▶ [THE REQUEST]: Find each line holding "Temperature" and copy it out.

▶ [DATA FOR THIS EXERCISE]:
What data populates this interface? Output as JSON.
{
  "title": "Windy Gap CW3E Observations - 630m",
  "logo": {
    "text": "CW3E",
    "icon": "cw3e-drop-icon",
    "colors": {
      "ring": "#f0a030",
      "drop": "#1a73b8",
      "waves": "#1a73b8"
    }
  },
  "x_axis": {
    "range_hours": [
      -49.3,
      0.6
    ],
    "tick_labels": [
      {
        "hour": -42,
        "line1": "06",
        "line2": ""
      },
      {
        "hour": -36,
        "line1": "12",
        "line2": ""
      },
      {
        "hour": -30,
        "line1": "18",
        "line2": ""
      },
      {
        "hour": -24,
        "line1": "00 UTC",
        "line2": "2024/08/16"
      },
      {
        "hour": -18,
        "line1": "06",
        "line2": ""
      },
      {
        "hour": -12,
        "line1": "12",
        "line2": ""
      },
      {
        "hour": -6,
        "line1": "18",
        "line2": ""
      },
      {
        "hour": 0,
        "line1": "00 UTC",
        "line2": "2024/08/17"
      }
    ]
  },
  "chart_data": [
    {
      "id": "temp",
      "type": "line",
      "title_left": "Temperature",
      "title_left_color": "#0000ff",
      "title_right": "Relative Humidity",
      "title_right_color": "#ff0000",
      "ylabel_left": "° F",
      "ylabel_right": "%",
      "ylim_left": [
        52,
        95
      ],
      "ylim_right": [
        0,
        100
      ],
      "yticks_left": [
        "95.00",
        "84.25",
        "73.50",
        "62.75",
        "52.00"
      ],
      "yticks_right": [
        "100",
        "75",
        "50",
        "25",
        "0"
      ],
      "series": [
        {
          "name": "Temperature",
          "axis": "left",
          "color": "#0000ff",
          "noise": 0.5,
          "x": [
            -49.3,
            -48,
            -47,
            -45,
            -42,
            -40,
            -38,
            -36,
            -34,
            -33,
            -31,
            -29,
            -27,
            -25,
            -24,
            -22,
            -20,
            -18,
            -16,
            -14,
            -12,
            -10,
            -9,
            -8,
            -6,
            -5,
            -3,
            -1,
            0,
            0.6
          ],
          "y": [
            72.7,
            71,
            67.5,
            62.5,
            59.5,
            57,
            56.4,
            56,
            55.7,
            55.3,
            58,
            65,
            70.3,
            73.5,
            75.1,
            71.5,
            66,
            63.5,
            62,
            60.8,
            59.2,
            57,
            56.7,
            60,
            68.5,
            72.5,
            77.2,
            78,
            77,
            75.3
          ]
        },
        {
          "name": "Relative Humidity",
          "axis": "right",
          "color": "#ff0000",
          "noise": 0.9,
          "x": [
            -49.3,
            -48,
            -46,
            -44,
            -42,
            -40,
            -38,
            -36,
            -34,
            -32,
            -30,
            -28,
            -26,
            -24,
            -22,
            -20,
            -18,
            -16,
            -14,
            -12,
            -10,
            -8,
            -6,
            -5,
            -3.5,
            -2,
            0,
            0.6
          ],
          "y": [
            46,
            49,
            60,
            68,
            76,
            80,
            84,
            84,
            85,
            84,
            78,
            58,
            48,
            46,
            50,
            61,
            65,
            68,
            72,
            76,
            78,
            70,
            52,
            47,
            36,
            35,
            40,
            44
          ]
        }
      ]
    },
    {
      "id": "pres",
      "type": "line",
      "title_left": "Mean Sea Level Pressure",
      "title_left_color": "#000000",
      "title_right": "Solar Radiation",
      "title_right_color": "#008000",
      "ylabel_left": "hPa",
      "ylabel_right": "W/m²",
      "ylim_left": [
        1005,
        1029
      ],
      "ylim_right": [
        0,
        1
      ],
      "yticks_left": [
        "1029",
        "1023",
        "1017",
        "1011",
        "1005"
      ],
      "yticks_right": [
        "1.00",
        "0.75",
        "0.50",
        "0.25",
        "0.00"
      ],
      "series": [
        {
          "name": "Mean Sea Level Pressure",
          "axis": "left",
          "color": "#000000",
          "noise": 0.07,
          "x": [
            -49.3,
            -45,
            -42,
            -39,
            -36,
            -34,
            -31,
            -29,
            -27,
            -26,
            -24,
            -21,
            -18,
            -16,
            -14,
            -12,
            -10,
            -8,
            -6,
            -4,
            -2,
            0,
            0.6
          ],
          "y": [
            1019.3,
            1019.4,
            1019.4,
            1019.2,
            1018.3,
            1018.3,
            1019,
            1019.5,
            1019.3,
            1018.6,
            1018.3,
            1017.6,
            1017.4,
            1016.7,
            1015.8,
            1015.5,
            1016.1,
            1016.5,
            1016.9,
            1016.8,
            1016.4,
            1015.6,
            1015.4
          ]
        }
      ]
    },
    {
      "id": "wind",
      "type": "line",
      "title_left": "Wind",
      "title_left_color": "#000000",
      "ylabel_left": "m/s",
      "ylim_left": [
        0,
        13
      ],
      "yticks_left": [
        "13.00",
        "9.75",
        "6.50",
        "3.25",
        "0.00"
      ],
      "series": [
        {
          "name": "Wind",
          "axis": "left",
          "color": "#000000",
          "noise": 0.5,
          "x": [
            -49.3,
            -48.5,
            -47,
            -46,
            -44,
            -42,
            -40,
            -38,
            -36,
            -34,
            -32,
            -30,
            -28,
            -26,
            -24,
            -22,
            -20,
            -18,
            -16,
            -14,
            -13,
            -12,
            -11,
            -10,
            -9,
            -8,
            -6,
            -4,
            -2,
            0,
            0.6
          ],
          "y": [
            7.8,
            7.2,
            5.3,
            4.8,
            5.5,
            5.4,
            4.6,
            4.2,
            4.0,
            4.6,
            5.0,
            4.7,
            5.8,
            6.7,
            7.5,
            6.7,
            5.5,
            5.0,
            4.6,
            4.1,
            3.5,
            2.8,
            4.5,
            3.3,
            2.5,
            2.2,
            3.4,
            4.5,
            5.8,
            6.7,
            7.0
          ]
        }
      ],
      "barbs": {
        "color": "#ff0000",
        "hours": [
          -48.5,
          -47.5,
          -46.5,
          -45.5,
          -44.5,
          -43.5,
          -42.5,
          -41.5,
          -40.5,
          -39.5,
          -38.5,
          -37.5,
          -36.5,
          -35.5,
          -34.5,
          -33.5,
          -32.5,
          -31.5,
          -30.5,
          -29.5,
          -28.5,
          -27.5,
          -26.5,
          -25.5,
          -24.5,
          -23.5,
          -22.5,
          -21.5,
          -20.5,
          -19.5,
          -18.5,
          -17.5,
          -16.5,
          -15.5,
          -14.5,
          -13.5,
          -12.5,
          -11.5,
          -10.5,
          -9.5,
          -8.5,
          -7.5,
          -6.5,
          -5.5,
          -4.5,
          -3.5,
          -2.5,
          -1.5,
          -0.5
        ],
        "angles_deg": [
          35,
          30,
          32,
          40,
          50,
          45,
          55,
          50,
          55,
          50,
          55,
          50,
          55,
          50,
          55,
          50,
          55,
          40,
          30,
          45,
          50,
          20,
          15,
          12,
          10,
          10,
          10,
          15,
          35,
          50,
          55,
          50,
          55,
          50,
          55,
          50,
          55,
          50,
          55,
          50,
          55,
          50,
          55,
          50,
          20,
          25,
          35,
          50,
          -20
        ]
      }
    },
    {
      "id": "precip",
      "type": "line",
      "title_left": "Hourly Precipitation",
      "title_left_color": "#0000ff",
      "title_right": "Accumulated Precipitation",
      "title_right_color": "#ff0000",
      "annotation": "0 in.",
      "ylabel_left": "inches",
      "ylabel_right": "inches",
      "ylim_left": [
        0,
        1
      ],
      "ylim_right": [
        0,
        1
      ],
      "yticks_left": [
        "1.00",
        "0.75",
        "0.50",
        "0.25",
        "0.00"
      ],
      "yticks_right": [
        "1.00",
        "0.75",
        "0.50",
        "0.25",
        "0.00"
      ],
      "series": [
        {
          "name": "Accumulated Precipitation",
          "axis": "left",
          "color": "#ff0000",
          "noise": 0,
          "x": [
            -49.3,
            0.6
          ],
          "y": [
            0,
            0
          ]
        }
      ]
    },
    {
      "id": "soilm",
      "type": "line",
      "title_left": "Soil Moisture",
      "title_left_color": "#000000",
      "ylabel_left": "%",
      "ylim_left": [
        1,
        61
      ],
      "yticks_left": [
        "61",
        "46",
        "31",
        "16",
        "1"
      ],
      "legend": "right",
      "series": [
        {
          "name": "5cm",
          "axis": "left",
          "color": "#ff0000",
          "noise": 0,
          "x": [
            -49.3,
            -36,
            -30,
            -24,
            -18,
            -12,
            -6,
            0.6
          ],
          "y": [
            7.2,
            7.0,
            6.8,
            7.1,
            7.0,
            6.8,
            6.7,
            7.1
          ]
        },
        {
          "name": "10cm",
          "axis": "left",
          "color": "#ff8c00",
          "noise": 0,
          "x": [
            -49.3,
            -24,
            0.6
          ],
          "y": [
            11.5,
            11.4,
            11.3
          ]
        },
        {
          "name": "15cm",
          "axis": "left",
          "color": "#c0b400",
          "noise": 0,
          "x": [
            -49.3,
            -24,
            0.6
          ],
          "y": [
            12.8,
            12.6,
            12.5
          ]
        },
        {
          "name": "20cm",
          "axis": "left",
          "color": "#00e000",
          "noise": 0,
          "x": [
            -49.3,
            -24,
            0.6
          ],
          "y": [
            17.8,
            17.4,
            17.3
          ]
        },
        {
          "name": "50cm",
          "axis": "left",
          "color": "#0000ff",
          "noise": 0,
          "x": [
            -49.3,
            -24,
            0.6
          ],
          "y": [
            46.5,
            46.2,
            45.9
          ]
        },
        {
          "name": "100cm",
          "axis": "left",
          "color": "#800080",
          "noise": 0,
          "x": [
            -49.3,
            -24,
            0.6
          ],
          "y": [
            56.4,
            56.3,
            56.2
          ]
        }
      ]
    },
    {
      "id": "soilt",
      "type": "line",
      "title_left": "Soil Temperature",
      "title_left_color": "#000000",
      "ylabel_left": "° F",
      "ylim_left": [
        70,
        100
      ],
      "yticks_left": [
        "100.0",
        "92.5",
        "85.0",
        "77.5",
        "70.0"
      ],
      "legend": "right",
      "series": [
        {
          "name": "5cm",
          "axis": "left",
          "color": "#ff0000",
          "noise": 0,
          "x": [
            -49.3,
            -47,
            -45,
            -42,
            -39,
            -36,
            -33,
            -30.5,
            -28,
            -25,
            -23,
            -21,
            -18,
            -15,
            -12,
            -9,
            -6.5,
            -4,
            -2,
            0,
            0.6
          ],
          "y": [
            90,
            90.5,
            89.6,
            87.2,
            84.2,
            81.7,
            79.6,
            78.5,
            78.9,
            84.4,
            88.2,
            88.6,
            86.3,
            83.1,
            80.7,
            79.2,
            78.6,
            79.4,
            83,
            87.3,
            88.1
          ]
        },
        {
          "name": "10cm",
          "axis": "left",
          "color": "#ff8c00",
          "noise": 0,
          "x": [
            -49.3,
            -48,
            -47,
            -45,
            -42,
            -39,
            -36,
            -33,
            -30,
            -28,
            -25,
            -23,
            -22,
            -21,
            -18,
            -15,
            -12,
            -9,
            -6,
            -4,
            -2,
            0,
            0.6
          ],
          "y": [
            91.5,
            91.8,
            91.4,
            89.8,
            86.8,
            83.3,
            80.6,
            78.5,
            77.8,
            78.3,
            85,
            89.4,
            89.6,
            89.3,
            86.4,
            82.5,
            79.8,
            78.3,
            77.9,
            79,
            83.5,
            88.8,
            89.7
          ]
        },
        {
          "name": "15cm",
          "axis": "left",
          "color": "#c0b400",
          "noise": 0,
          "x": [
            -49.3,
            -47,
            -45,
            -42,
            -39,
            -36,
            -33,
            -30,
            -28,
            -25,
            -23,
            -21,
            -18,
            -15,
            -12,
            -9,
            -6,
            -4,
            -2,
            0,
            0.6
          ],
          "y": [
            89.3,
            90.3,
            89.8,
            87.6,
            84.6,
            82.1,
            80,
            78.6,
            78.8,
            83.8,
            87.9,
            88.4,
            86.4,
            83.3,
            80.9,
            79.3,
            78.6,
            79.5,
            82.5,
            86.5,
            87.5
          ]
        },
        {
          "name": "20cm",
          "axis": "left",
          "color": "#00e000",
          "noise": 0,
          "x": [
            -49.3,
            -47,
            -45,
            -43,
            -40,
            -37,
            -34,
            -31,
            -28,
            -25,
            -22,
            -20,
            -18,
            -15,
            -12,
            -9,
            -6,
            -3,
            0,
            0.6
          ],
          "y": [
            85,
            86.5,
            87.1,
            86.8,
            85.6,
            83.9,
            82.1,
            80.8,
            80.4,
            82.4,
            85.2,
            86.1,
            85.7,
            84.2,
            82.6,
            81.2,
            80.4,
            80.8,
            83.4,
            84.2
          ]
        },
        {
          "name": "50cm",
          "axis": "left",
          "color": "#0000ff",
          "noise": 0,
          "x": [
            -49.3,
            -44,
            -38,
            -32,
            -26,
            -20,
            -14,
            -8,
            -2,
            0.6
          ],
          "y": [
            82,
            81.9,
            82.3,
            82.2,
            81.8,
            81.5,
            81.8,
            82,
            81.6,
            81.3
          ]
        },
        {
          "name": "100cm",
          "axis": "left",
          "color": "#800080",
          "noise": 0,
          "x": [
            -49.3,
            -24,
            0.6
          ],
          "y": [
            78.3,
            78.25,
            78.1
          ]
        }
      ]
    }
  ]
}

▶ [CORRECT RESULT]:
      "title_left": "Temperature",
          "name": "Temperature",
      "title_left": "Soil Temperature",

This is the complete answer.